- WHAT YOU ARE ASKED TO DO
Scan the material below for the string "content", and copy every line where it shows up.
BEGIN RAW DATA
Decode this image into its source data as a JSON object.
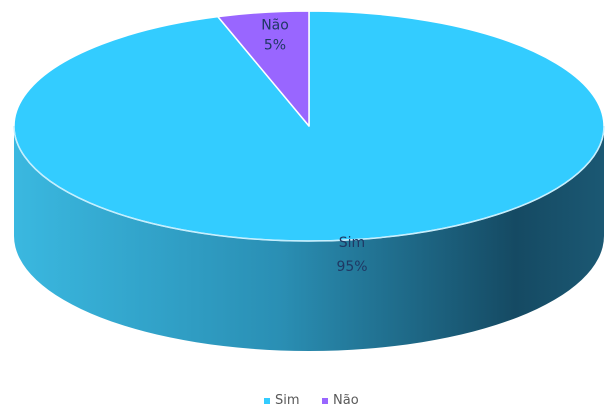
{
  "chart_data": {
    "type": "pie",
    "title": "",
    "style": "3d",
    "categories": [
      "Sim",
      "Não"
    ],
    "values": [
      95,
      5
    ],
    "data_labels": [
      {
        "category": "Sim",
        "percent": "95%"
      },
      {
        "category": "Não",
        "percent": "5%"
      }
    ],
    "colors": [
      "#33ccff",
      "#9966ff"
    ],
    "label_colors": [
      "#1f3864",
      "#1f3864"
    ],
    "legend": {
      "position": "bottom",
      "entries": [
        "Sim",
        "Não"
      ]
    }
  }
}
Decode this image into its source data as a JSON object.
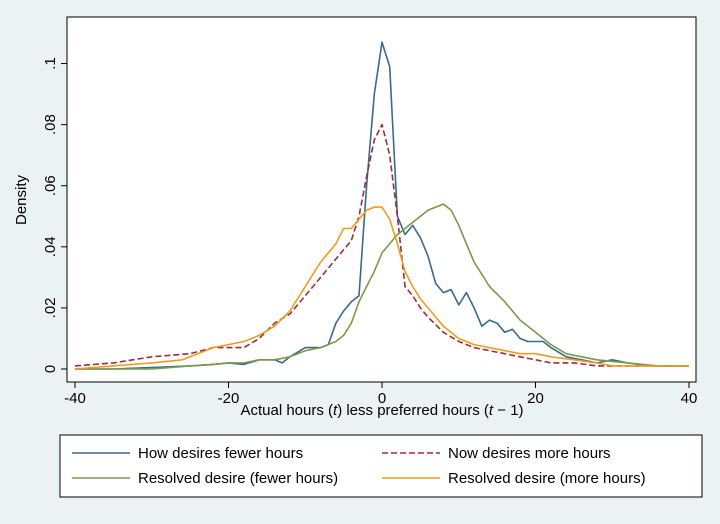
{
  "chart_data": {
    "type": "line",
    "xlabel_parts": [
      "Actual hours (",
      "t",
      ") less preferred hours (",
      "t",
      " − 1)"
    ],
    "ylabel": "Density",
    "xlim": [
      -40,
      40
    ],
    "ylim": [
      0,
      0.11
    ],
    "xticks": [
      -40,
      -20,
      0,
      20,
      40
    ],
    "xtick_labels": [
      "-40",
      "-20",
      "0",
      "20",
      "40"
    ],
    "yticks": [
      0,
      0.02,
      0.04,
      0.06,
      0.08,
      0.1
    ],
    "ytick_labels": [
      "0",
      ".02",
      ".04",
      ".06",
      ".08",
      ".1"
    ],
    "grid": false,
    "legend_position": "bottom",
    "series": [
      {
        "name": "How desires fewer hours",
        "color": "#3a6a8e",
        "dash": "solid",
        "x": [
          -40,
          -35,
          -30,
          -25,
          -22,
          -20,
          -18,
          -16,
          -14,
          -13,
          -12,
          -10,
          -9,
          -8,
          -7,
          -6,
          -5,
          -4,
          -3,
          -2,
          -1,
          0,
          1,
          2,
          3,
          4,
          5,
          6,
          7,
          8,
          9,
          10,
          11,
          12,
          13,
          14,
          15,
          16,
          17,
          18,
          19,
          20,
          21,
          22,
          24,
          26,
          28,
          30,
          32,
          35,
          40
        ],
        "y": [
          0.0,
          0.0,
          0.0005,
          0.001,
          0.0015,
          0.002,
          0.0015,
          0.003,
          0.003,
          0.002,
          0.004,
          0.007,
          0.007,
          0.007,
          0.008,
          0.015,
          0.019,
          0.022,
          0.024,
          0.06,
          0.09,
          0.107,
          0.099,
          0.05,
          0.044,
          0.047,
          0.043,
          0.037,
          0.028,
          0.025,
          0.026,
          0.021,
          0.025,
          0.02,
          0.014,
          0.016,
          0.015,
          0.012,
          0.013,
          0.01,
          0.009,
          0.009,
          0.009,
          0.007,
          0.004,
          0.003,
          0.002,
          0.003,
          0.002,
          0.001,
          0.001
        ]
      },
      {
        "name": "Now desires more hours",
        "color": "#9b2d3c",
        "dash": "dashed",
        "x": [
          -40,
          -35,
          -30,
          -25,
          -22,
          -20,
          -18,
          -16,
          -14,
          -12,
          -10,
          -8,
          -6,
          -4,
          -3,
          -2,
          -1,
          0,
          1,
          2,
          3,
          4,
          5,
          6,
          8,
          10,
          12,
          14,
          16,
          18,
          20,
          22,
          25,
          28,
          30,
          35,
          40
        ],
        "y": [
          0.001,
          0.002,
          0.004,
          0.005,
          0.007,
          0.007,
          0.007,
          0.01,
          0.015,
          0.018,
          0.024,
          0.03,
          0.036,
          0.042,
          0.05,
          0.063,
          0.075,
          0.08,
          0.07,
          0.05,
          0.027,
          0.024,
          0.02,
          0.017,
          0.012,
          0.009,
          0.007,
          0.006,
          0.005,
          0.004,
          0.003,
          0.002,
          0.002,
          0.001,
          0.001,
          0.001,
          0.001
        ]
      },
      {
        "name": "Resolved desire (fewer hours)",
        "color": "#7a9a4a",
        "dash": "solid",
        "x": [
          -40,
          -35,
          -30,
          -25,
          -22,
          -20,
          -18,
          -16,
          -14,
          -12,
          -10,
          -8,
          -6,
          -5,
          -4,
          -3,
          -2,
          -1,
          0,
          2,
          4,
          6,
          7,
          8,
          9,
          10,
          11,
          12,
          14,
          16,
          18,
          20,
          22,
          24,
          28,
          32,
          36,
          40
        ],
        "y": [
          0.0,
          0.0,
          0.0,
          0.001,
          0.0015,
          0.002,
          0.002,
          0.003,
          0.003,
          0.004,
          0.006,
          0.007,
          0.009,
          0.011,
          0.015,
          0.022,
          0.027,
          0.032,
          0.038,
          0.044,
          0.048,
          0.052,
          0.053,
          0.054,
          0.052,
          0.047,
          0.041,
          0.035,
          0.027,
          0.022,
          0.016,
          0.012,
          0.008,
          0.005,
          0.003,
          0.002,
          0.001,
          0.001
        ]
      },
      {
        "name": "Resolved desire (more hours)",
        "color": "#f29b1d",
        "dash": "solid",
        "x": [
          -40,
          -35,
          -30,
          -26,
          -24,
          -22,
          -20,
          -18,
          -16,
          -14,
          -12,
          -10,
          -8,
          -6,
          -5,
          -4,
          -3,
          -2,
          -1,
          0,
          1,
          2,
          3,
          4,
          5,
          6,
          8,
          10,
          12,
          14,
          16,
          18,
          20,
          22,
          25,
          28,
          30,
          35,
          40
        ],
        "y": [
          0.0,
          0.001,
          0.002,
          0.003,
          0.005,
          0.007,
          0.008,
          0.009,
          0.011,
          0.014,
          0.019,
          0.027,
          0.035,
          0.041,
          0.046,
          0.046,
          0.049,
          0.052,
          0.053,
          0.053,
          0.049,
          0.041,
          0.032,
          0.027,
          0.023,
          0.02,
          0.014,
          0.01,
          0.008,
          0.007,
          0.006,
          0.005,
          0.005,
          0.004,
          0.003,
          0.002,
          0.001,
          0.001,
          0.001
        ]
      }
    ]
  }
}
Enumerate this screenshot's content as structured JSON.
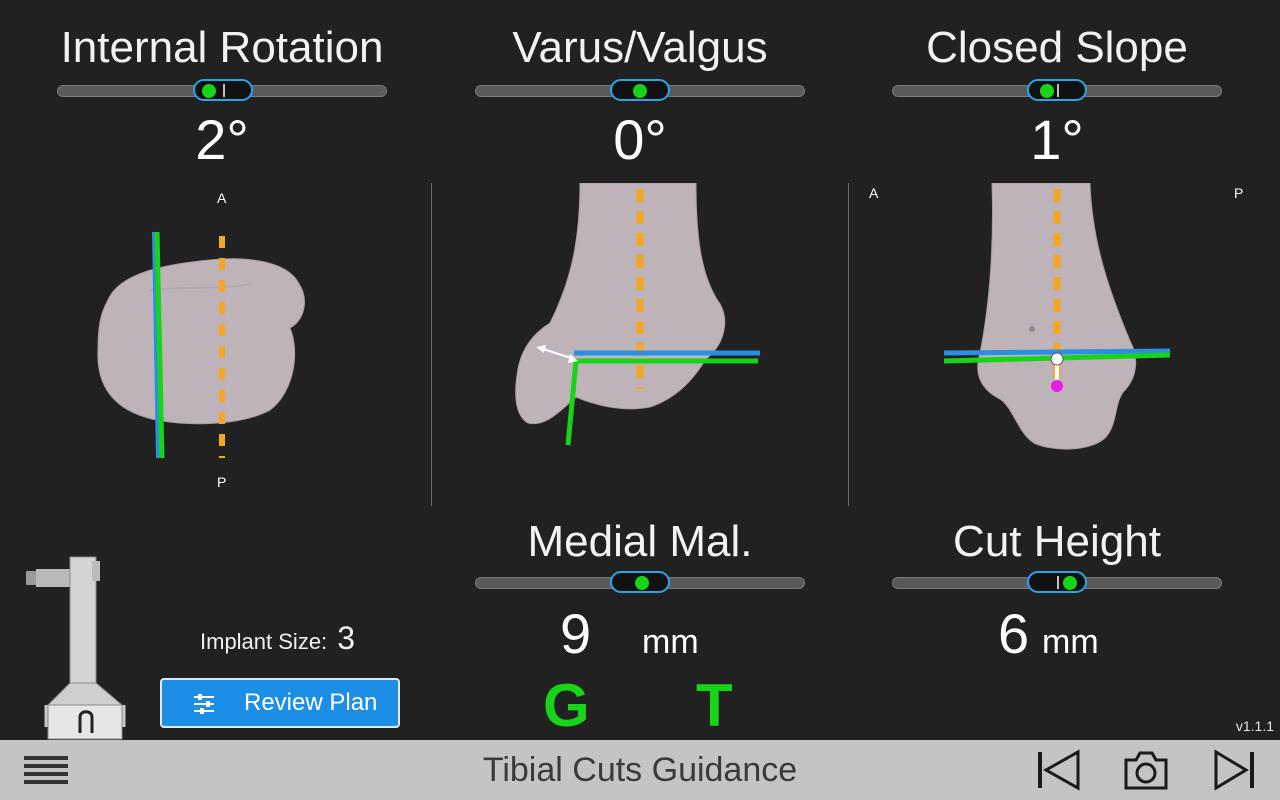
{
  "panels": {
    "internal_rotation": {
      "title": "Internal Rotation",
      "value": "2°",
      "slider_level": 0.45
    },
    "varus_valgus": {
      "title": "Varus/Valgus",
      "value": "0°",
      "slider_level": 0.5
    },
    "closed_slope": {
      "title": "Closed Slope",
      "value": "1°",
      "slider_level": 0.47
    },
    "medial_mal": {
      "title": "Medial Mal.",
      "value": "9",
      "unit": "mm",
      "slider_level": 0.53
    },
    "cut_height": {
      "title": "Cut Height",
      "value": "6",
      "unit": "mm",
      "slider_level": 0.55
    }
  },
  "orientation_labels": {
    "anterior": "A",
    "posterior": "P"
  },
  "implant": {
    "label": "Implant Size:",
    "size": "3"
  },
  "review_button": {
    "label": "Review Plan",
    "icon": "sliders-icon"
  },
  "indicators": {
    "g": "G",
    "t": "T"
  },
  "version": "v1.1.1",
  "bottom_bar": {
    "title": "Tibial Cuts Guidance",
    "menu_icon": "hamburger-menu-icon",
    "prev_icon": "skip-previous-icon",
    "camera_icon": "camera-icon",
    "next_icon": "skip-next-icon"
  },
  "colors": {
    "background": "#212121",
    "accent_blue": "#1d8ee6",
    "indicator_green": "#18d418",
    "axis_orange": "#f5a623",
    "bottom_bar": "#c4c4c4"
  }
}
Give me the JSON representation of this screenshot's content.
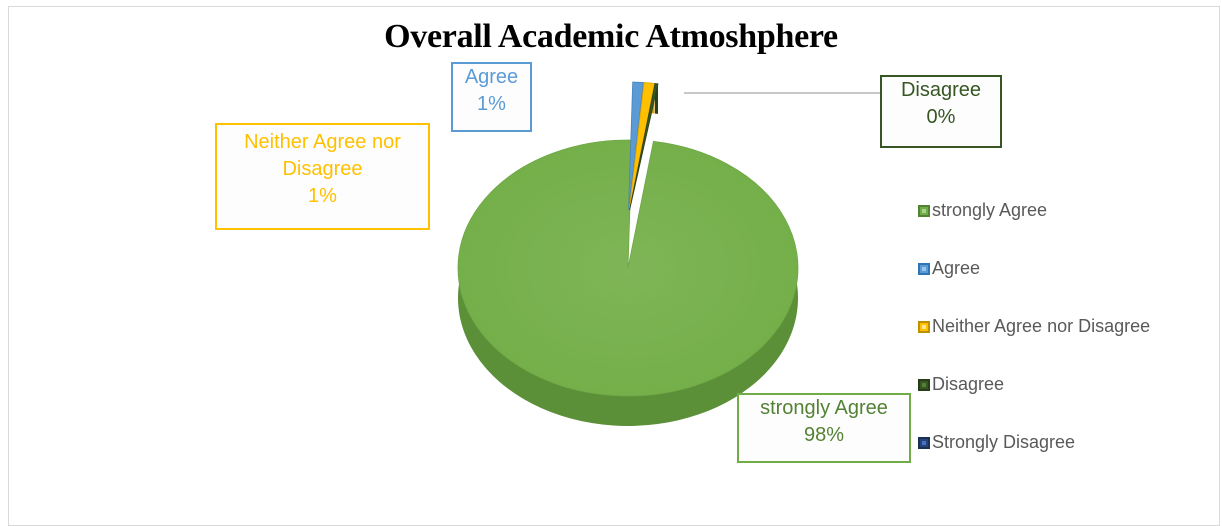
{
  "chart_data": {
    "type": "pie",
    "title": "Overall Academic Atmoshphere",
    "categories": [
      "strongly Agree",
      "Agree",
      "Neither Agree nor Disagree",
      "Disagree",
      "Strongly Disagree"
    ],
    "values": [
      98,
      1,
      1,
      0,
      0
    ],
    "value_labels": [
      "98%",
      "1%",
      "1%",
      "0%",
      ""
    ],
    "colors": [
      "#70ad47",
      "#5b9bd5",
      "#ffc000",
      "#375623",
      "#264478"
    ],
    "legend_position": "right",
    "style": "3d-pie"
  }
}
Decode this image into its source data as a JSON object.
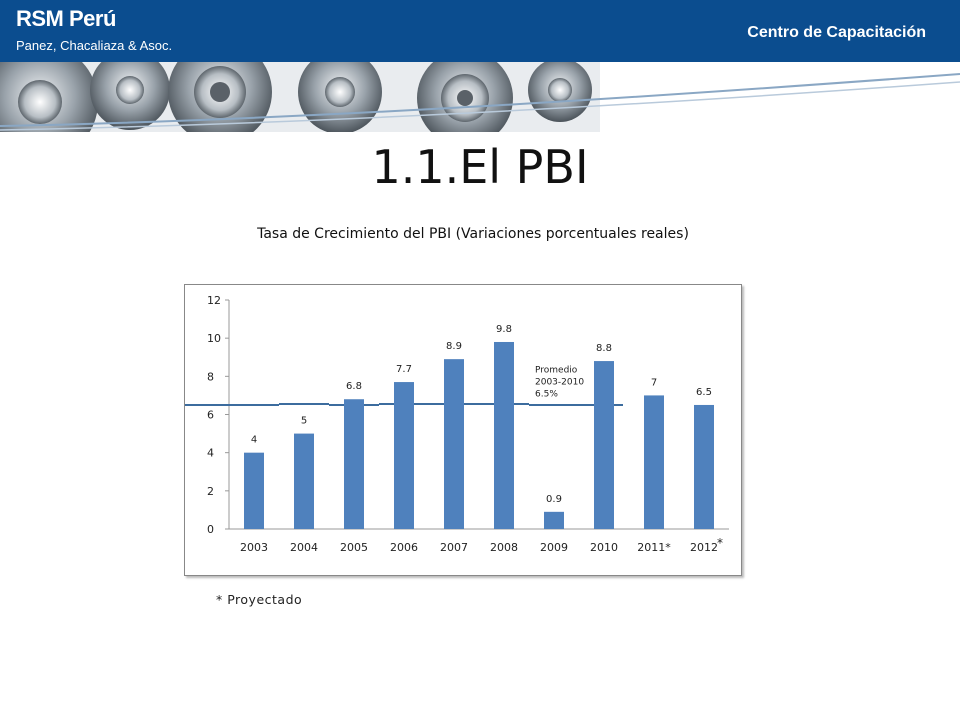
{
  "header": {
    "brand": "RSM Perú",
    "subtitle": "Panez, Chacaliaza & Asoc.",
    "right_label": "Centro de Capacitación"
  },
  "slide": {
    "title": "1.1.El PBI",
    "note": "* Proyectado"
  },
  "colors": {
    "header_bg": "#0b4d8f",
    "bar": "#4f81bd",
    "avg_line": "#3c6c9e"
  },
  "chart_data": {
    "type": "bar",
    "title": "Tasa de Crecimiento del PBI (Variaciones porcentuales reales)",
    "categories": [
      "2003",
      "2004",
      "2005",
      "2006",
      "2007",
      "2008",
      "2009",
      "2010",
      "2011*",
      "2012"
    ],
    "values": [
      4,
      5,
      6.8,
      7.7,
      8.9,
      9.8,
      0.9,
      8.8,
      7,
      6.5
    ],
    "data_labels": [
      "4",
      "5",
      "6.8",
      "7.7",
      "8.9",
      "9.8",
      "0.9",
      "8.8",
      "7",
      "6.5"
    ],
    "yticks": [
      "0",
      "2",
      "4",
      "6",
      "8",
      "10",
      "12"
    ],
    "ylim": [
      0,
      12
    ],
    "average": {
      "value": 6.5,
      "label_lines": [
        "Promedio",
        "2003-2010",
        "6.5%"
      ]
    },
    "last_category_mark": "*",
    "grid": false,
    "legend": "none",
    "xlabel": "",
    "ylabel": ""
  }
}
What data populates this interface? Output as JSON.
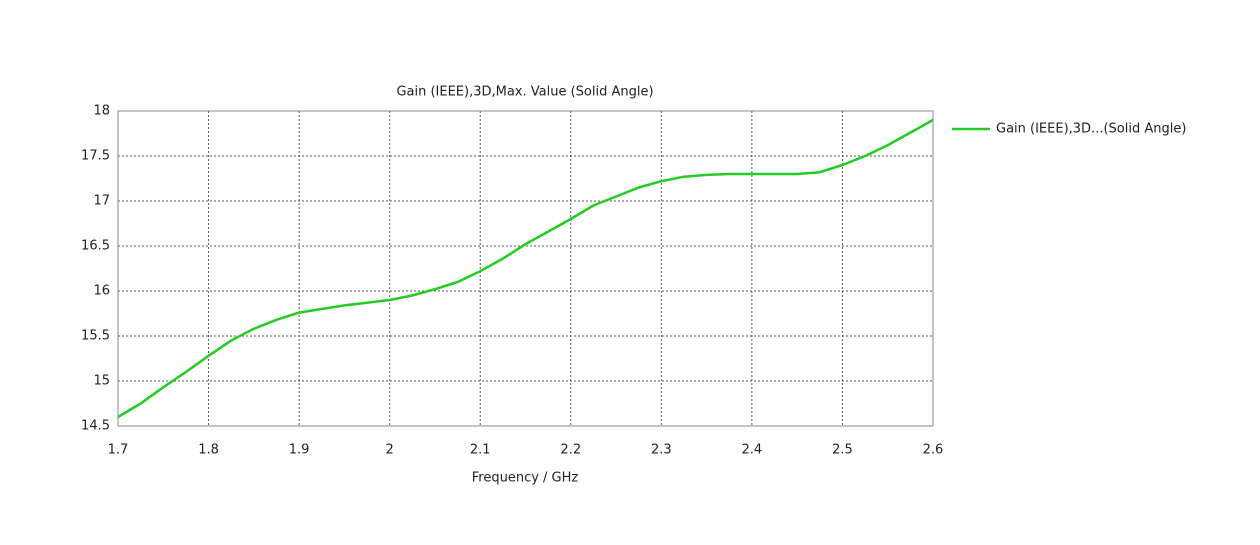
END RAW DATA
- WRITTEN RESPONSE
Enumerate this screenshot's content as structured JSON.
Give me the JSON representation of this screenshot's content.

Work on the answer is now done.